> **TASK REQUIREMENTS**
From the data that follows, report how many lines hold the string "period", giving only the number.

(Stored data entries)

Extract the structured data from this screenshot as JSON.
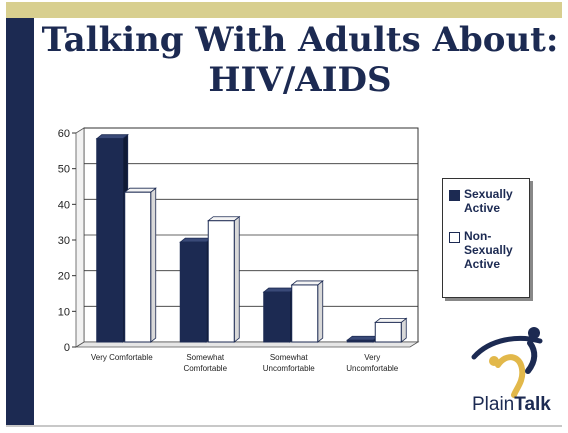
{
  "slide": {
    "title_line1": "Talking With Adults About:",
    "title_line2": "HIV/AIDS"
  },
  "logo": {
    "name_plain": "Plain",
    "name_bold": "Talk"
  },
  "colors": {
    "navy": "#1c2a52",
    "gold": "#d8cf8f",
    "white": "#ffffff"
  },
  "chart_data": {
    "type": "bar",
    "title": "",
    "xlabel": "",
    "ylabel": "",
    "ylim": [
      0,
      60
    ],
    "yticks": [
      0,
      10,
      20,
      30,
      40,
      50,
      60
    ],
    "grid": true,
    "legend_position": "right",
    "categories": [
      [
        "Very Comfortable"
      ],
      [
        "Somewhat",
        "Comfortable"
      ],
      [
        "Somewhat",
        "Uncomfortable"
      ],
      [
        "Very",
        "Uncomfortable"
      ]
    ],
    "series": [
      {
        "name": [
          "Sexually",
          "Active"
        ],
        "color": "#1c2a52",
        "values": [
          57,
          28,
          14,
          0.5
        ]
      },
      {
        "name": [
          "Non-",
          "Sexually",
          "Active"
        ],
        "color": "#ffffff",
        "values": [
          42,
          34,
          16,
          5.5
        ]
      }
    ]
  }
}
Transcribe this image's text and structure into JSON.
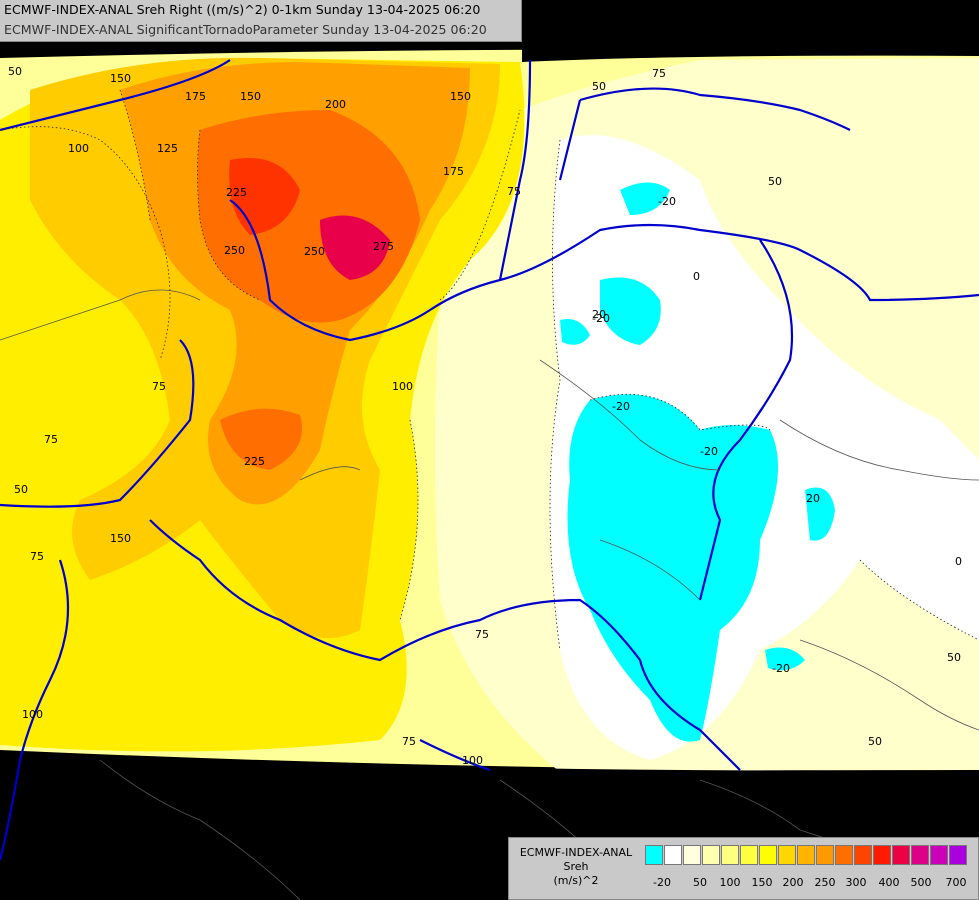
{
  "title": {
    "line1": "ECMWF-INDEX-ANAL Sreh Right ((m/s)^2) 0-1km Sunday 13-04-2025 06:20",
    "line2": "ECMWF-INDEX-ANAL SignificantTornadoParameter Sunday 13-04-2025 06:20"
  },
  "legend": {
    "model": "ECMWF-INDEX-ANAL",
    "variable": "Sreh",
    "unit": "(m/s)^2",
    "colors": [
      "#00ffff",
      "#ffffff",
      "#ffffe0",
      "#ffffb0",
      "#ffff80",
      "#ffff40",
      "#ffff00",
      "#ffd700",
      "#ffb400",
      "#ff9900",
      "#ff6e00",
      "#ff4400",
      "#ff1a00",
      "#ee0044",
      "#dd0088",
      "#cc00bb",
      "#aa00dd",
      "#8800ee",
      "#5500cc",
      "#2200aa",
      "#000088"
    ],
    "tick_labels": [
      "-20",
      "50",
      "100",
      "150",
      "200",
      "250",
      "300",
      "400",
      "500",
      "700"
    ]
  },
  "contour_labels": [
    "50",
    "150",
    "175",
    "150",
    "200",
    "150",
    "125",
    "100",
    "175",
    "75",
    "225",
    "250",
    "250",
    "275",
    "75",
    "100",
    "225",
    "75",
    "50",
    "150",
    "75",
    "75",
    "100",
    "75",
    "100",
    "-20",
    "-20",
    "0",
    "20",
    "-20",
    "-20",
    "20",
    "0",
    "50",
    "-20",
    "50",
    "50",
    "75",
    "50"
  ]
}
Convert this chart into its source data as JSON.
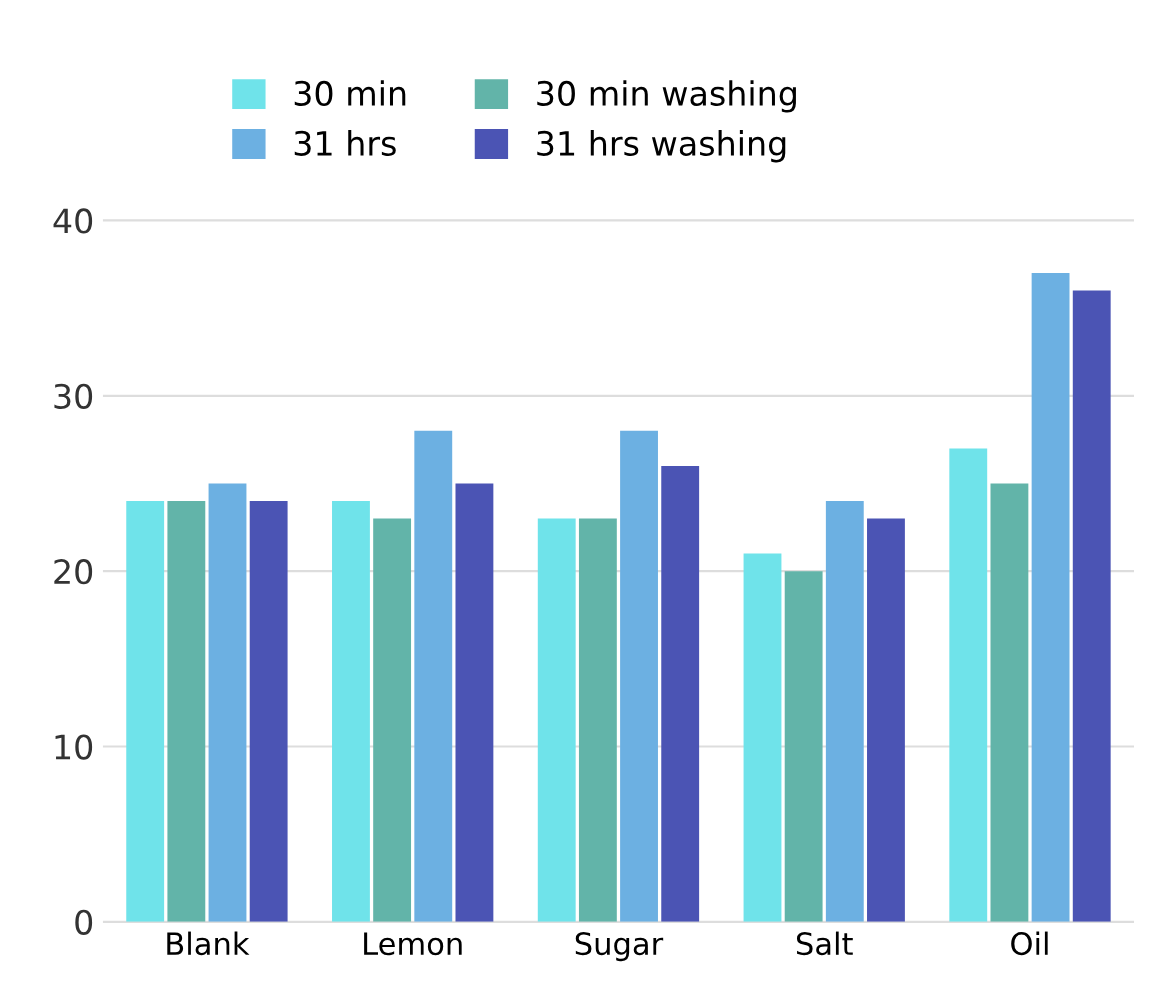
{
  "chart_data": {
    "type": "bar",
    "categories": [
      "Blank",
      "Lemon",
      "Sugar",
      "Salt",
      "Oil"
    ],
    "series": [
      {
        "name": "30 min",
        "color": "#6fe3ea",
        "values": [
          24,
          24,
          23,
          21,
          27
        ]
      },
      {
        "name": "30 min washing",
        "color": "#62b4a9",
        "values": [
          24,
          23,
          23,
          20,
          25
        ]
      },
      {
        "name": "31 hrs",
        "color": "#6cb0e2",
        "values": [
          25,
          28,
          28,
          24,
          37
        ]
      },
      {
        "name": "31 hrs washing",
        "color": "#4b54b4",
        "values": [
          24,
          25,
          26,
          23,
          36
        ]
      }
    ],
    "ylim": [
      0,
      40
    ],
    "yticks": [
      0,
      10,
      20,
      30,
      40
    ],
    "grid": "y",
    "legend": "top"
  }
}
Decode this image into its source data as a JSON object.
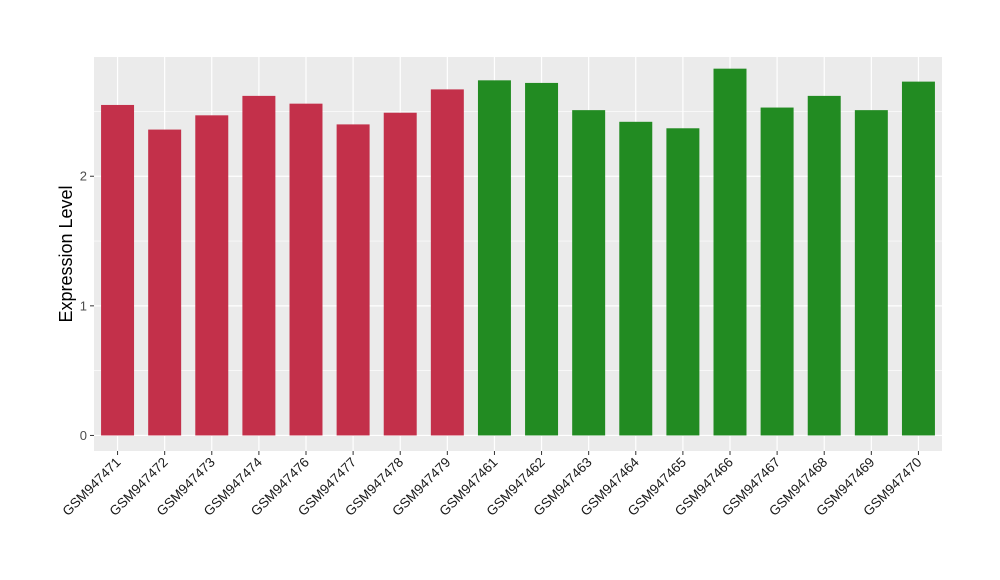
{
  "chart_data": {
    "type": "bar",
    "title": "",
    "xlabel": "",
    "ylabel": "Expression Level",
    "ylim": [
      -0.12,
      2.92
    ],
    "yticks": [
      0,
      1,
      2
    ],
    "grid": true,
    "categories": [
      "GSM947471",
      "GSM947472",
      "GSM947473",
      "GSM947474",
      "GSM947476",
      "GSM947477",
      "GSM947478",
      "GSM947479",
      "GSM947461",
      "GSM947462",
      "GSM947463",
      "GSM947464",
      "GSM947465",
      "GSM947466",
      "GSM947467",
      "GSM947468",
      "GSM947469",
      "GSM947470"
    ],
    "values": [
      2.55,
      2.36,
      2.47,
      2.62,
      2.56,
      2.4,
      2.49,
      2.67,
      2.74,
      2.72,
      2.51,
      2.42,
      2.37,
      2.83,
      2.53,
      2.62,
      2.51,
      2.73
    ],
    "bar_colors": [
      "#C3304A",
      "#C3304A",
      "#C3304A",
      "#C3304A",
      "#C3304A",
      "#C3304A",
      "#C3304A",
      "#C3304A",
      "#228B22",
      "#228B22",
      "#228B22",
      "#228B22",
      "#228B22",
      "#228B22",
      "#228B22",
      "#228B22",
      "#228B22",
      "#228B22"
    ],
    "panel_background": "#EBEBEB",
    "grid_color": "#FFFFFF"
  }
}
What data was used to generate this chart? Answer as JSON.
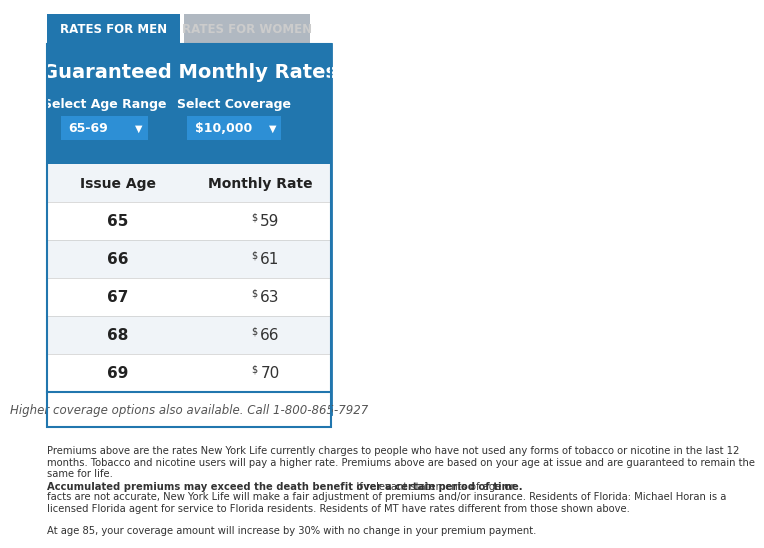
{
  "tab_men_text": "RATES FOR MEN",
  "tab_women_text": "RATES FOR WOMEN",
  "tab_men_color": "#2176ae",
  "tab_women_color": "#b0b8c1",
  "tab_men_text_color": "#ffffff",
  "tab_women_text_color": "#cccccc",
  "header_bg": "#2176ae",
  "header_title": "Guaranteed Monthly Rates",
  "header_title_color": "#ffffff",
  "label_age_range": "Select Age Range",
  "label_coverage": "Select Coverage",
  "dropdown_age": "65-69",
  "dropdown_coverage": "$10,000",
  "dropdown_bg": "#2d8fd5",
  "dropdown_text_color": "#ffffff",
  "table_header_col1": "Issue Age",
  "table_header_col2": "Monthly Rate",
  "table_header_bg": "#f0f4f8",
  "table_border_color": "#2176ae",
  "row_bg_odd": "#ffffff",
  "row_bg_even": "#f0f4f8",
  "ages": [
    65,
    66,
    67,
    68,
    69
  ],
  "rates": [
    "59",
    "61",
    "63",
    "66",
    "70"
  ],
  "footer_text": "Higher coverage options also available. Call 1-800-865-7927",
  "footer_bg": "#ffffff",
  "footer_color": "#555555",
  "disclaimer1": "Premiums above are the rates New York Life currently charges to people who have not used any forms of tobacco or nicotine in the last 12\nmonths. Tobacco and nicotine users will pay a higher rate. Premiums above are based on your age at issue and are guaranteed to remain the\nsame for life. Accumulated premiums may exceed the death benefit over a certain period of time. If relevant statements of age or\nfacts are not accurate, New York Life will make a fair adjustment of premiums and/or insurance. Residents of Florida: Michael Horan is a\nlicensed Florida agent for service to Florida residents. Residents of MT have rates different from those shown above.",
  "disclaimer1_bold": "Accumulated premiums may exceed the death benefit over a certain period of time.",
  "disclaimer2": "At age 85, your coverage amount will increase by 30% with no change in your premium payment.",
  "disclaimer_color": "#333333",
  "bg_color": "#ffffff"
}
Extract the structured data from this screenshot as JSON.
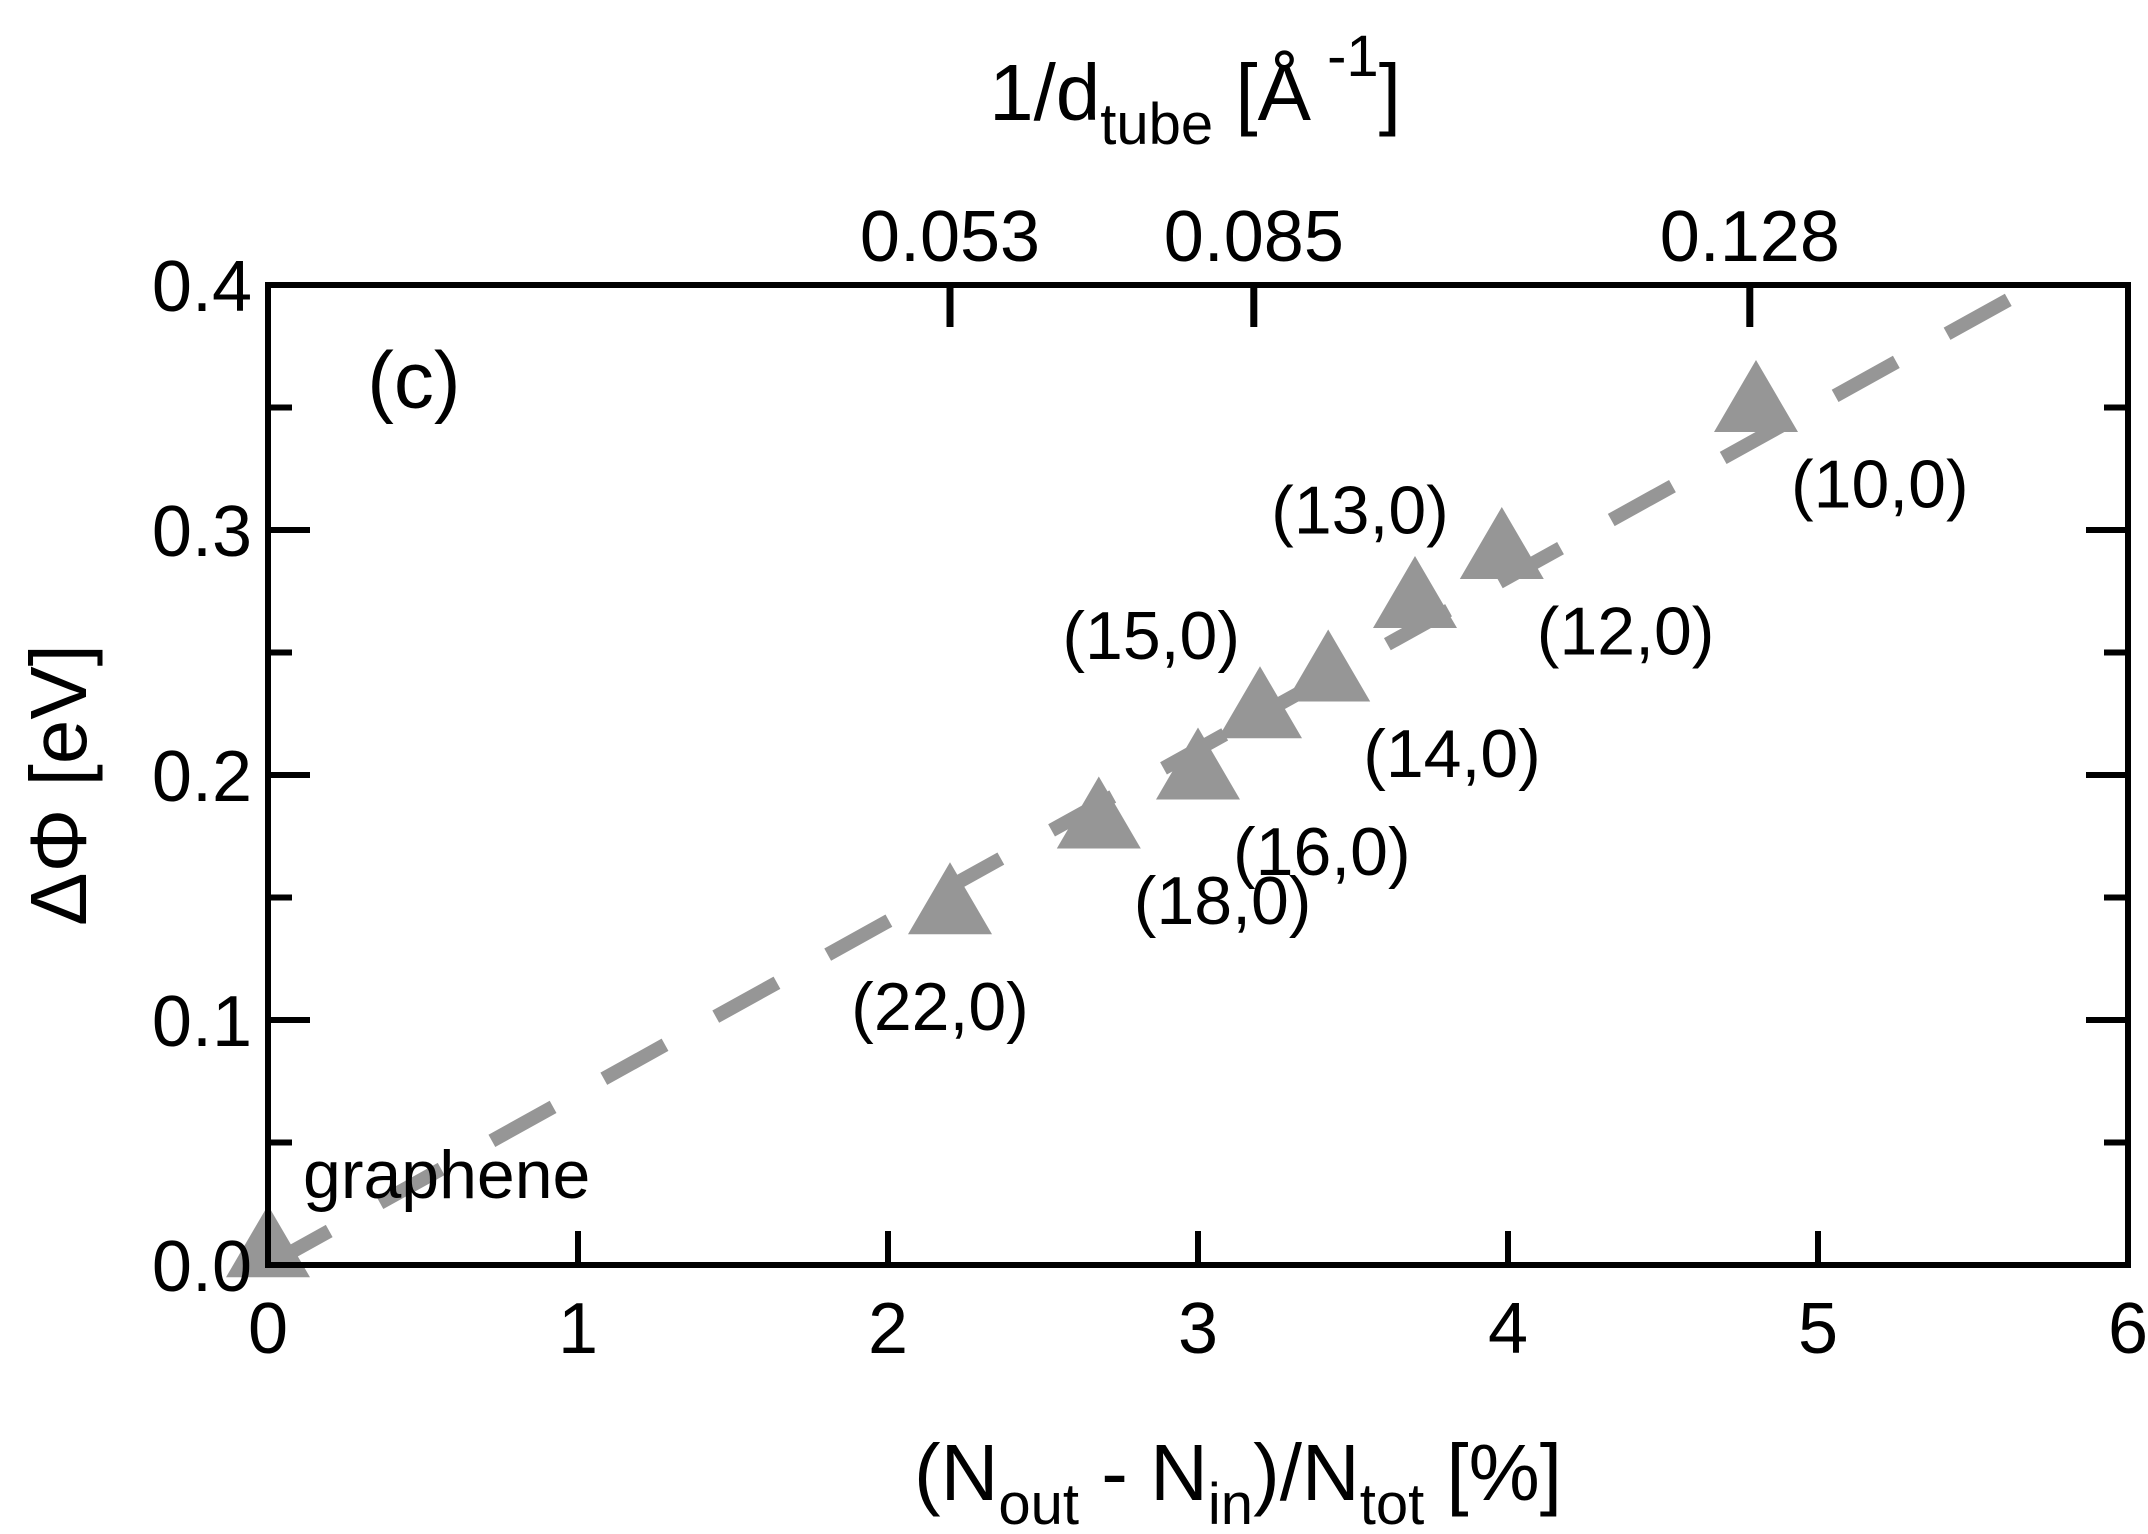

> **TASK SOLUTION**
2